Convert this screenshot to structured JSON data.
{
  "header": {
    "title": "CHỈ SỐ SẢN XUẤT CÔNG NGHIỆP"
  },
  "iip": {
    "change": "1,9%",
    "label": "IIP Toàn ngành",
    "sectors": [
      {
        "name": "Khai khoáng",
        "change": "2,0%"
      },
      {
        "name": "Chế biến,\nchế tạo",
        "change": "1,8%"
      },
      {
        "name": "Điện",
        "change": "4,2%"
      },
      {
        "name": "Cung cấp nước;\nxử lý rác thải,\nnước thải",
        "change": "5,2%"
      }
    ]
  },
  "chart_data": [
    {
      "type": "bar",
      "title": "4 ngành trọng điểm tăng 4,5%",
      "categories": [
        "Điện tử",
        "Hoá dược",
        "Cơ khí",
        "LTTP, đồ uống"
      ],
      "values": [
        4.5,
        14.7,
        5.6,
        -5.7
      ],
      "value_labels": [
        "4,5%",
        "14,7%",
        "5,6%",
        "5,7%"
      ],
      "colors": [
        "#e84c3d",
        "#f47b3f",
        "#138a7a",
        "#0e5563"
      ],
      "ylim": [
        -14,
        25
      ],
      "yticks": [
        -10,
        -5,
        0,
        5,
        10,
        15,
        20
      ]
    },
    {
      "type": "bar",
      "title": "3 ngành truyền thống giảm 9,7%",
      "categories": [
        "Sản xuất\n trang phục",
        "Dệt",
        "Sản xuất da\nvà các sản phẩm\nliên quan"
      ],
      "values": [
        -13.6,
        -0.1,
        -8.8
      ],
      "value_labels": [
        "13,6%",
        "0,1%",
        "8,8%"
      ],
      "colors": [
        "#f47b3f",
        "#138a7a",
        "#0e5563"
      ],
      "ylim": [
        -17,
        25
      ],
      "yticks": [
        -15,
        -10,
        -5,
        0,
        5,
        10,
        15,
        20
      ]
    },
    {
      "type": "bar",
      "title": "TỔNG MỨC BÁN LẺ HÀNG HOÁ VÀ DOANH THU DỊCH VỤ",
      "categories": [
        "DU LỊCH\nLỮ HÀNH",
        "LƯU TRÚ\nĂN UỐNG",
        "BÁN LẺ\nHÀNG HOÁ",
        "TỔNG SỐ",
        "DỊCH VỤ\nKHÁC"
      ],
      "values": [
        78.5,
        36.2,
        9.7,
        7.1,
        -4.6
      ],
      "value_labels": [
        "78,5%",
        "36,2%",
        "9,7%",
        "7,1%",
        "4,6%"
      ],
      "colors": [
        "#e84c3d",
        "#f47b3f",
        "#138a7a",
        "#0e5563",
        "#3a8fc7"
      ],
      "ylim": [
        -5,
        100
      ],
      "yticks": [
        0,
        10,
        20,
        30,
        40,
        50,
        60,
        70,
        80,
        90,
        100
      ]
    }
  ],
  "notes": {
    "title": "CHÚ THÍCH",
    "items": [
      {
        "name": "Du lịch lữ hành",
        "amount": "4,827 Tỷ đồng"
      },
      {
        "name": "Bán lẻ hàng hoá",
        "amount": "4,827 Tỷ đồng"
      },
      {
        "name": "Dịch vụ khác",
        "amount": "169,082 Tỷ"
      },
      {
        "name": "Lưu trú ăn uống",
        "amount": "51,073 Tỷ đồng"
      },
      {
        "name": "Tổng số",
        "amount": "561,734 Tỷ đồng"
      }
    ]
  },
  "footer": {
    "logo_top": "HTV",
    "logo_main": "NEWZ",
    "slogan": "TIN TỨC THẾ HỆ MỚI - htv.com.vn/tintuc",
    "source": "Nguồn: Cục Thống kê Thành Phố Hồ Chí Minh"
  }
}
+ + + +
| Exercise brief |
Using the data above, print every record exactly as shown.

| The output |
Convert this screenshot to structured JSON data.
{
  "header": {
    "title": "CHỈ SỐ SẢN XUẤT CÔNG NGHIỆP"
  },
  "iip": {
    "change": "1,9%",
    "label": "IIP Toàn ngành",
    "sectors": [
      {
        "name": "Khai khoáng",
        "change": "2,0%"
      },
      {
        "name": "Chế biến,\nchế tạo",
        "change": "1,8%"
      },
      {
        "name": "Điện",
        "change": "4,2%"
      },
      {
        "name": "Cung cấp nước;\nxử lý rác thải,\nnước thải",
        "change": "5,2%"
      }
    ]
  },
  "chart_data": [
    {
      "type": "bar",
      "title": "4 ngành trọng điểm tăng 4,5%",
      "categories": [
        "Điện tử",
        "Hoá dược",
        "Cơ khí",
        "LTTP, đồ uống"
      ],
      "values": [
        4.5,
        14.7,
        5.6,
        -5.7
      ],
      "value_labels": [
        "4,5%",
        "14,7%",
        "5,6%",
        "5,7%"
      ],
      "colors": [
        "#e84c3d",
        "#f47b3f",
        "#138a7a",
        "#0e5563"
      ],
      "ylim": [
        -14,
        25
      ],
      "yticks": [
        -10,
        -5,
        0,
        5,
        10,
        15,
        20
      ]
    },
    {
      "type": "bar",
      "title": "3 ngành truyền thống giảm 9,7%",
      "categories": [
        "Sản xuất\n trang phục",
        "Dệt",
        "Sản xuất da\nvà các sản phẩm\nliên quan"
      ],
      "values": [
        -13.6,
        -0.1,
        -8.8
      ],
      "value_labels": [
        "13,6%",
        "0,1%",
        "8,8%"
      ],
      "colors": [
        "#f47b3f",
        "#138a7a",
        "#0e5563"
      ],
      "ylim": [
        -17,
        25
      ],
      "yticks": [
        -15,
        -10,
        -5,
        0,
        5,
        10,
        15,
        20
      ]
    },
    {
      "type": "bar",
      "title": "TỔNG MỨC BÁN LẺ HÀNG HOÁ VÀ DOANH THU DỊCH VỤ",
      "categories": [
        "DU LỊCH\nLỮ HÀNH",
        "LƯU TRÚ\nĂN UỐNG",
        "BÁN LẺ\nHÀNG HOÁ",
        "TỔNG SỐ",
        "DỊCH VỤ\nKHÁC"
      ],
      "values": [
        78.5,
        36.2,
        9.7,
        7.1,
        -4.6
      ],
      "value_labels": [
        "78,5%",
        "36,2%",
        "9,7%",
        "7,1%",
        "4,6%"
      ],
      "colors": [
        "#e84c3d",
        "#f47b3f",
        "#138a7a",
        "#0e5563",
        "#3a8fc7"
      ],
      "ylim": [
        -5,
        100
      ],
      "yticks": [
        0,
        10,
        20,
        30,
        40,
        50,
        60,
        70,
        80,
        90,
        100
      ]
    }
  ],
  "notes": {
    "title": "CHÚ THÍCH",
    "items": [
      {
        "name": "Du lịch lữ hành",
        "amount": "4,827 Tỷ đồng"
      },
      {
        "name": "Bán lẻ hàng hoá",
        "amount": "4,827 Tỷ đồng"
      },
      {
        "name": "Dịch vụ khác",
        "amount": "169,082 Tỷ"
      },
      {
        "name": "Lưu trú ăn uống",
        "amount": "51,073 Tỷ đồng"
      },
      {
        "name": "Tổng số",
        "amount": "561,734 Tỷ đồng"
      }
    ]
  },
  "footer": {
    "logo_top": "HTV",
    "logo_main": "NEWZ",
    "slogan": "TIN TỨC THẾ HỆ MỚI - htv.com.vn/tintuc",
    "source": "Nguồn: Cục Thống kê Thành Phố Hồ Chí Minh"
  }
}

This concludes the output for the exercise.